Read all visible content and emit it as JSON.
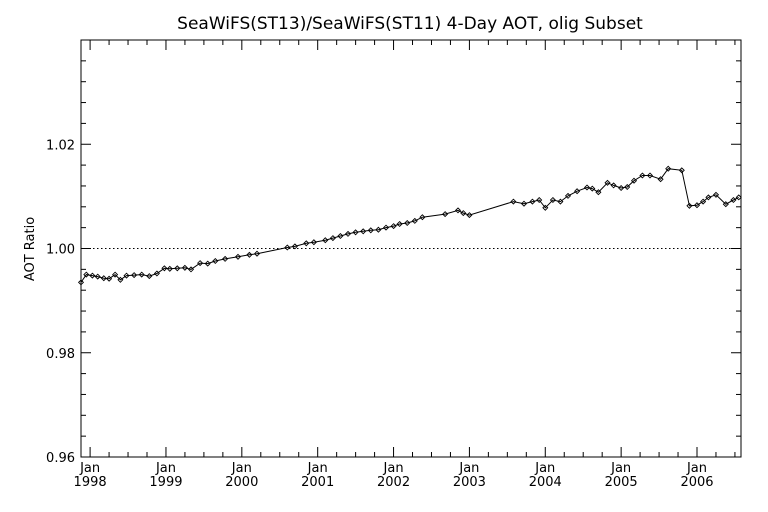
{
  "chart_data": {
    "type": "line",
    "title": "SeaWiFS(ST13)/SeaWiFS(ST11) 4-Day AOT, olig Subset",
    "ylabel": "AOT Ratio",
    "xlabel": "",
    "xlim": [
      1997.88,
      2006.58
    ],
    "ylim": [
      0.96,
      1.04
    ],
    "yticks": [
      0.96,
      0.98,
      1.0,
      1.02
    ],
    "ytick_labels": [
      "0.96",
      "0.98",
      "1.00",
      "1.02"
    ],
    "reference_line": 1.0,
    "xticks": [
      {
        "x": 1998,
        "month": "Jan",
        "year": "1998"
      },
      {
        "x": 1999,
        "month": "Jan",
        "year": "1999"
      },
      {
        "x": 2000,
        "month": "Jan",
        "year": "2000"
      },
      {
        "x": 2001,
        "month": "Jan",
        "year": "2001"
      },
      {
        "x": 2002,
        "month": "Jan",
        "year": "2002"
      },
      {
        "x": 2003,
        "month": "Jan",
        "year": "2003"
      },
      {
        "x": 2004,
        "month": "Jan",
        "year": "2004"
      },
      {
        "x": 2005,
        "month": "Jan",
        "year": "2005"
      },
      {
        "x": 2006,
        "month": "Jan",
        "year": "2006"
      }
    ],
    "series": [
      {
        "x": [
          1997.88,
          1997.95,
          1998.03,
          1998.1,
          1998.18,
          1998.25,
          1998.33,
          1998.4,
          1998.48,
          1998.58,
          1998.68,
          1998.78,
          1998.88,
          1998.98,
          1999.05,
          1999.15,
          1999.25,
          1999.33,
          1999.45,
          1999.55,
          1999.65,
          1999.78,
          1999.95,
          2000.1,
          2000.2,
          2000.6,
          2000.7,
          2000.85,
          2000.95,
          2001.1,
          2001.2,
          2001.3,
          2001.4,
          2001.5,
          2001.6,
          2001.7,
          2001.8,
          2001.9,
          2002.0,
          2002.08,
          2002.18,
          2002.28,
          2002.38,
          2002.68,
          2002.85,
          2002.92,
          2003.0,
          2003.58,
          2003.72,
          2003.83,
          2003.92,
          2004.0,
          2004.1,
          2004.2,
          2004.3,
          2004.42,
          2004.55,
          2004.62,
          2004.7,
          2004.82,
          2004.9,
          2005.0,
          2005.08,
          2005.17,
          2005.28,
          2005.38,
          2005.52,
          2005.62,
          2005.8,
          2005.9,
          2006.0,
          2006.08,
          2006.15,
          2006.25,
          2006.38,
          2006.48,
          2006.55
        ],
        "y": [
          0.9935,
          0.995,
          0.9948,
          0.9946,
          0.9943,
          0.9942,
          0.995,
          0.994,
          0.9948,
          0.9949,
          0.995,
          0.9947,
          0.9952,
          0.9962,
          0.9961,
          0.9962,
          0.9963,
          0.996,
          0.9972,
          0.9971,
          0.9976,
          0.998,
          0.9984,
          0.9988,
          0.999,
          1.0002,
          1.0004,
          1.001,
          1.0012,
          1.0016,
          1.002,
          1.0024,
          1.0028,
          1.0031,
          1.0033,
          1.0035,
          1.0036,
          1.004,
          1.0043,
          1.0047,
          1.0049,
          1.0053,
          1.006,
          1.0066,
          1.0073,
          1.0068,
          1.0064,
          1.009,
          1.0086,
          1.009,
          1.0093,
          1.0078,
          1.0093,
          1.009,
          1.0101,
          1.011,
          1.0117,
          1.0115,
          1.0108,
          1.0126,
          1.0121,
          1.0116,
          1.0118,
          1.013,
          1.014,
          1.014,
          1.0133,
          1.0153,
          1.015,
          1.0082,
          1.0083,
          1.009,
          1.0098,
          1.0103,
          1.0085,
          1.0093,
          1.0098
        ]
      }
    ]
  }
}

-------

EXERCISE DETAILS
Skip the pictures, then retype every line above exactly.

COMPLETED EXERCISE
Read all visible content and emit it as JSON.
{
  "chart_data": {
    "type": "line",
    "title": "SeaWiFS(ST13)/SeaWiFS(ST11) 4-Day AOT, olig Subset",
    "ylabel": "AOT Ratio",
    "xlabel": "",
    "xlim": [
      1997.88,
      2006.58
    ],
    "ylim": [
      0.96,
      1.04
    ],
    "yticks": [
      0.96,
      0.98,
      1.0,
      1.02
    ],
    "ytick_labels": [
      "0.96",
      "0.98",
      "1.00",
      "1.02"
    ],
    "reference_line": 1.0,
    "xticks": [
      {
        "x": 1998,
        "month": "Jan",
        "year": "1998"
      },
      {
        "x": 1999,
        "month": "Jan",
        "year": "1999"
      },
      {
        "x": 2000,
        "month": "Jan",
        "year": "2000"
      },
      {
        "x": 2001,
        "month": "Jan",
        "year": "2001"
      },
      {
        "x": 2002,
        "month": "Jan",
        "year": "2002"
      },
      {
        "x": 2003,
        "month": "Jan",
        "year": "2003"
      },
      {
        "x": 2004,
        "month": "Jan",
        "year": "2004"
      },
      {
        "x": 2005,
        "month": "Jan",
        "year": "2005"
      },
      {
        "x": 2006,
        "month": "Jan",
        "year": "2006"
      }
    ],
    "series": [
      {
        "x": [
          1997.88,
          1997.95,
          1998.03,
          1998.1,
          1998.18,
          1998.25,
          1998.33,
          1998.4,
          1998.48,
          1998.58,
          1998.68,
          1998.78,
          1998.88,
          1998.98,
          1999.05,
          1999.15,
          1999.25,
          1999.33,
          1999.45,
          1999.55,
          1999.65,
          1999.78,
          1999.95,
          2000.1,
          2000.2,
          2000.6,
          2000.7,
          2000.85,
          2000.95,
          2001.1,
          2001.2,
          2001.3,
          2001.4,
          2001.5,
          2001.6,
          2001.7,
          2001.8,
          2001.9,
          2002.0,
          2002.08,
          2002.18,
          2002.28,
          2002.38,
          2002.68,
          2002.85,
          2002.92,
          2003.0,
          2003.58,
          2003.72,
          2003.83,
          2003.92,
          2004.0,
          2004.1,
          2004.2,
          2004.3,
          2004.42,
          2004.55,
          2004.62,
          2004.7,
          2004.82,
          2004.9,
          2005.0,
          2005.08,
          2005.17,
          2005.28,
          2005.38,
          2005.52,
          2005.62,
          2005.8,
          2005.9,
          2006.0,
          2006.08,
          2006.15,
          2006.25,
          2006.38,
          2006.48,
          2006.55
        ],
        "y": [
          0.9935,
          0.995,
          0.9948,
          0.9946,
          0.9943,
          0.9942,
          0.995,
          0.994,
          0.9948,
          0.9949,
          0.995,
          0.9947,
          0.9952,
          0.9962,
          0.9961,
          0.9962,
          0.9963,
          0.996,
          0.9972,
          0.9971,
          0.9976,
          0.998,
          0.9984,
          0.9988,
          0.999,
          1.0002,
          1.0004,
          1.001,
          1.0012,
          1.0016,
          1.002,
          1.0024,
          1.0028,
          1.0031,
          1.0033,
          1.0035,
          1.0036,
          1.004,
          1.0043,
          1.0047,
          1.0049,
          1.0053,
          1.006,
          1.0066,
          1.0073,
          1.0068,
          1.0064,
          1.009,
          1.0086,
          1.009,
          1.0093,
          1.0078,
          1.0093,
          1.009,
          1.0101,
          1.011,
          1.0117,
          1.0115,
          1.0108,
          1.0126,
          1.0121,
          1.0116,
          1.0118,
          1.013,
          1.014,
          1.014,
          1.0133,
          1.0153,
          1.015,
          1.0082,
          1.0083,
          1.009,
          1.0098,
          1.0103,
          1.0085,
          1.0093,
          1.0098
        ]
      }
    ]
  }
}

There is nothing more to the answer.